-- DATASET ROWS start --

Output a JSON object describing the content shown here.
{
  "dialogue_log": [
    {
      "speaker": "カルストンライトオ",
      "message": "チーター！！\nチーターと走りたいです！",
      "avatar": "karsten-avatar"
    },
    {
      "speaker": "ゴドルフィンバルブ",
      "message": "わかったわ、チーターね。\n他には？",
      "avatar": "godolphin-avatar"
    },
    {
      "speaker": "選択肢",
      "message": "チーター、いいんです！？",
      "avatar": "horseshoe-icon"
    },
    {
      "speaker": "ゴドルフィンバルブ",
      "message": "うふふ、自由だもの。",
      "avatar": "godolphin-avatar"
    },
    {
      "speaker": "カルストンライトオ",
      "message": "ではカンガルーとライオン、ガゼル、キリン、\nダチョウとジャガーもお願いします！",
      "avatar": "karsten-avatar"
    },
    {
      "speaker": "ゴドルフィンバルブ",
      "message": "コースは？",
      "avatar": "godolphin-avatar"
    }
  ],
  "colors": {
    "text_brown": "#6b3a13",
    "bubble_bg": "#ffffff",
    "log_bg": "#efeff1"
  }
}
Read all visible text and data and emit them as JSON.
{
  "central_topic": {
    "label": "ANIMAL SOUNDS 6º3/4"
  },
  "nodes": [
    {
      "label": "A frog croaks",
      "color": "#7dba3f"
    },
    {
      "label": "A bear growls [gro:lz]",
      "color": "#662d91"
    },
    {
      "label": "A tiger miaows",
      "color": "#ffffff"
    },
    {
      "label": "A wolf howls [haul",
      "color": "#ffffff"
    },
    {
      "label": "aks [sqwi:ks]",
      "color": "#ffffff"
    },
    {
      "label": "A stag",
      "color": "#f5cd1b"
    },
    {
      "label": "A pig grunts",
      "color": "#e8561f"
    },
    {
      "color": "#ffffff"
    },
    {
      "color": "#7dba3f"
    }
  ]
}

-- DATASET ROWS end --

Can you give every line above again, exactly as written?

RESULT —
Output a JSON object describing the content shown here.
{
  "dialogue_log": [
    {
      "speaker": "カルストンライトオ",
      "message": "チーター！！\nチーターと走りたいです！",
      "avatar": "karsten-avatar"
    },
    {
      "speaker": "ゴドルフィンバルブ",
      "message": "わかったわ、チーターね。\n他には？",
      "avatar": "godolphin-avatar"
    },
    {
      "speaker": "選択肢",
      "message": "チーター、いいんです！？",
      "avatar": "horseshoe-icon"
    },
    {
      "speaker": "ゴドルフィンバルブ",
      "message": "うふふ、自由だもの。",
      "avatar": "godolphin-avatar"
    },
    {
      "speaker": "カルストンライトオ",
      "message": "ではカンガルーとライオン、ガゼル、キリン、\nダチョウとジャガーもお願いします！",
      "avatar": "karsten-avatar"
    },
    {
      "speaker": "ゴドルフィンバルブ",
      "message": "コースは？",
      "avatar": "godolphin-avatar"
    }
  ],
  "colors": {
    "text_brown": "#6b3a13",
    "bubble_bg": "#ffffff",
    "log_bg": "#efeff1"
  }
}
Read all visible text and data and emit them as JSON.
{
  "central_topic": {
    "label": "ANIMAL SOUNDS 6º3/4"
  },
  "nodes": [
    {
      "label": "A frog croaks",
      "color": "#7dba3f"
    },
    {
      "label": "A bear growls [gro:lz]",
      "color": "#662d91"
    },
    {
      "label": "A tiger miaows",
      "color": "#ffffff"
    },
    {
      "label": "A wolf howls [haul",
      "color": "#ffffff"
    },
    {
      "label": "aks [sqwi:ks]",
      "color": "#ffffff"
    },
    {
      "label": "A stag",
      "color": "#f5cd1b"
    },
    {
      "label": "A pig grunts",
      "color": "#e8561f"
    },
    {
      "color": "#ffffff"
    },
    {
      "color": "#7dba3f"
    }
  ]
}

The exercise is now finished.